Using the material that follows, identify and copy each line with the string "fish".

### DATA ROWS

☆ ☆ ☆

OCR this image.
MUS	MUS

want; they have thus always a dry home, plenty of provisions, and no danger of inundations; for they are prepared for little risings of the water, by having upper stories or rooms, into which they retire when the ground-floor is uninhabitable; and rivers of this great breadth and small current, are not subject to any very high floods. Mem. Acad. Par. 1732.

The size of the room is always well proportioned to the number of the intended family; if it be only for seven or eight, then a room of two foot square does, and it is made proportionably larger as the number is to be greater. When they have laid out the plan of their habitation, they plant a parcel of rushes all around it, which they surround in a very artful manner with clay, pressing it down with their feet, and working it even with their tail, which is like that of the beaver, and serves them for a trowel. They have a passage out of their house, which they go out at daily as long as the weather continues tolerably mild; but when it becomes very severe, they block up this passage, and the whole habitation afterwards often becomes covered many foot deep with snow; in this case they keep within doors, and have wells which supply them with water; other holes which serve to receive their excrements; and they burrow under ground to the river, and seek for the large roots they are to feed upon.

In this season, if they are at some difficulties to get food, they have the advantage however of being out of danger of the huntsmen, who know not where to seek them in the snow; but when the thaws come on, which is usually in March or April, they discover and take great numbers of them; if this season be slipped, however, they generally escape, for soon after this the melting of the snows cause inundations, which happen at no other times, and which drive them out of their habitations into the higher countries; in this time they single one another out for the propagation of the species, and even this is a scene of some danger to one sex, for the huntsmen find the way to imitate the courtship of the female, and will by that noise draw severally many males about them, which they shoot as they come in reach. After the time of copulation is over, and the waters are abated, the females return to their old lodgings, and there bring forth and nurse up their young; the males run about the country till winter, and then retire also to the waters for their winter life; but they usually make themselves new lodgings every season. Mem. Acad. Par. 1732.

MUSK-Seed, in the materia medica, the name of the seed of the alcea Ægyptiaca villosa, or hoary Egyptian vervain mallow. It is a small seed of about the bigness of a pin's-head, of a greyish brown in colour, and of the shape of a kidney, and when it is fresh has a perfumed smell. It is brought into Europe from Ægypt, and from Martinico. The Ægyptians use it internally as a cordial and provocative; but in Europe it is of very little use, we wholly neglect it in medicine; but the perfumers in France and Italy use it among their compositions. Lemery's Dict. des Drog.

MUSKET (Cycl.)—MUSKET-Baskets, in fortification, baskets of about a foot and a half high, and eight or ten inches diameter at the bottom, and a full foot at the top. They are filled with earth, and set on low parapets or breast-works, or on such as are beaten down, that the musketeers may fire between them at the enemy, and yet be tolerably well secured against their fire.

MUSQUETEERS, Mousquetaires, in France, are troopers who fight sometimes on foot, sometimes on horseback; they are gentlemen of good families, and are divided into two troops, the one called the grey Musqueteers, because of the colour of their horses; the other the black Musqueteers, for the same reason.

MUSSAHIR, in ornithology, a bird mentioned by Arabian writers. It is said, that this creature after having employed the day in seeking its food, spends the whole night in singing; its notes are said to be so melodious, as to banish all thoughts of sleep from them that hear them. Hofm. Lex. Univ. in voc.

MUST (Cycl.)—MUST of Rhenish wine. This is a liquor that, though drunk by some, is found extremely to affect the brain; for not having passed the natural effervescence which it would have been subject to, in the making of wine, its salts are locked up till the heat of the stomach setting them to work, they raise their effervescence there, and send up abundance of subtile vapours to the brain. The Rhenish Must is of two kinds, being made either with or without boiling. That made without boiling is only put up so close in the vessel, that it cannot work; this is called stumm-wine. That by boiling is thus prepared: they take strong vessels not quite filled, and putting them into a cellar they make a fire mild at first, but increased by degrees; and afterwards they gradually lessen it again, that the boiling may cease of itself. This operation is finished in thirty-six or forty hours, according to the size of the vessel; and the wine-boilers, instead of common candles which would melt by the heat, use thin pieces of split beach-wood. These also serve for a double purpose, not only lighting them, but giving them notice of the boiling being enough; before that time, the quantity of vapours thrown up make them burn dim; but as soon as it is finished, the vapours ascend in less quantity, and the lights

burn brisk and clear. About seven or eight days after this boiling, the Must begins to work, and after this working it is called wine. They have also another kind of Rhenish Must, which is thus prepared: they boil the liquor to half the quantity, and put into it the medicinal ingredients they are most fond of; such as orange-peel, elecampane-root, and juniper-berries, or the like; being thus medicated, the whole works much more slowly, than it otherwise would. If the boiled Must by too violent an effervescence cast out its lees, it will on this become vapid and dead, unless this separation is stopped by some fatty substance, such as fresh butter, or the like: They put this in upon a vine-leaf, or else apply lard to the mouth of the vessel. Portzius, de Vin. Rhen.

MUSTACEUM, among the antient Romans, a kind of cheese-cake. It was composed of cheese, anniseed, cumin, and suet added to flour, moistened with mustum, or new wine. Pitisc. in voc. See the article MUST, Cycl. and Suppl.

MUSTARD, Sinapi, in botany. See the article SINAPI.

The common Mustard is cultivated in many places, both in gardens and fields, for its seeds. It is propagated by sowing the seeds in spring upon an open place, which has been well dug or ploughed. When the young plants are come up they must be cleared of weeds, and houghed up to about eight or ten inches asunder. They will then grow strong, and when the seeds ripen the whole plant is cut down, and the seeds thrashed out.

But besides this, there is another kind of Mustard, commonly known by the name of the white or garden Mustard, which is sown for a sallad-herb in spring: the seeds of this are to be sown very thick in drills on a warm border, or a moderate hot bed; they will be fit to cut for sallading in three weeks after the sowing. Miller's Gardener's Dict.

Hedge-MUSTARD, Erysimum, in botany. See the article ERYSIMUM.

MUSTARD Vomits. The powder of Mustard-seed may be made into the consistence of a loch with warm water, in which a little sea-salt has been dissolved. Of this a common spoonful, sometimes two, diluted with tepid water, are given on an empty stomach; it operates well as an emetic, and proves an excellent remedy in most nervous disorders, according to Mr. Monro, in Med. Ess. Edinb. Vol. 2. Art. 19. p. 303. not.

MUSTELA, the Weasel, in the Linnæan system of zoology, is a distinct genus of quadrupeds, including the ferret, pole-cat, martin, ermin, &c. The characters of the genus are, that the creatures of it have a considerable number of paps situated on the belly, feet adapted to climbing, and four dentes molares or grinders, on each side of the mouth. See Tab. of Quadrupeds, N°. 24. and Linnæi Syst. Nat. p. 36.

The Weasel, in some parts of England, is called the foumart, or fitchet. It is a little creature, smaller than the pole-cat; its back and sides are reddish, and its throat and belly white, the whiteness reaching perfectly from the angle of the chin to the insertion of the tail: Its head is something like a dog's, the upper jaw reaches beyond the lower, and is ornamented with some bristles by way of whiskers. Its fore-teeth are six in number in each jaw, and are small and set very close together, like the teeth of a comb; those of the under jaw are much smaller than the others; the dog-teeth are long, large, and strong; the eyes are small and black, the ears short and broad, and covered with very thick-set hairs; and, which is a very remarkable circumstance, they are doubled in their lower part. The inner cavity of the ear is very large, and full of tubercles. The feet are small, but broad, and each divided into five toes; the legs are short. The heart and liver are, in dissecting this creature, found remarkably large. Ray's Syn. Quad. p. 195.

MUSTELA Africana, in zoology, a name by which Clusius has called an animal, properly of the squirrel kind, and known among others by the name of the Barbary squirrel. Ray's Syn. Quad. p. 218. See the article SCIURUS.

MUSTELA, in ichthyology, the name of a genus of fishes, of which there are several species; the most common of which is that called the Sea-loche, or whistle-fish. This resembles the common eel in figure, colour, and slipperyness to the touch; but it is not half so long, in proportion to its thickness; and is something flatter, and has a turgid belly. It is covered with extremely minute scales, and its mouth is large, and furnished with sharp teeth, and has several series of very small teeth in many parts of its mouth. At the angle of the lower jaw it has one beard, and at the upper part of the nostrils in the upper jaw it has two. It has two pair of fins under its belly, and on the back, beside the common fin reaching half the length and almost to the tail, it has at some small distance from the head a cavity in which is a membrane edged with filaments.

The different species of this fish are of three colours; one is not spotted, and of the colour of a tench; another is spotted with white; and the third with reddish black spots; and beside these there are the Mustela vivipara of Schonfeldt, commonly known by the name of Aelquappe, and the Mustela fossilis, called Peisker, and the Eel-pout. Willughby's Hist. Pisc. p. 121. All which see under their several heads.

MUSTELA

☆ ☆ ☆

### TASK ANSWER
MUSTELA, in ichthyology, the name of a genus of fishes, of which there are several species; the most common of which is that called the Sea-loche, or whistle-fish. This resembles the common eel in figure, colour, and slipperyness to the touch; but it is not half so long, in proportion to its thickness; and is something flatter, and has a turgid belly. It is covered with extremely minute scales, and its mouth is large, and furnished with sharp teeth, and has several series of very small teeth in many parts of its mouth. At the angle of the lower jaw it has one beard, and at the upper part of the nostrils in the upper jaw it has two. It has two pair of fins under its belly, and on the back, beside the common fin reaching half the length and almost to the tail, it has at some small distance from the head a cavity in which is a membrane edged with filaments.
The different species of this fish are of three colours; one is not spotted, and of the colour of a tench; another is spotted with white; and the third with reddish black spots; and beside these there are the Mustela vivipara of Schonfeldt, commonly known by the name of Aelquappe, and the Mustela fossilis, called Peisker, and the Eel-pout. Willughby's Hist. Pisc. p. 121. All which see under their several heads.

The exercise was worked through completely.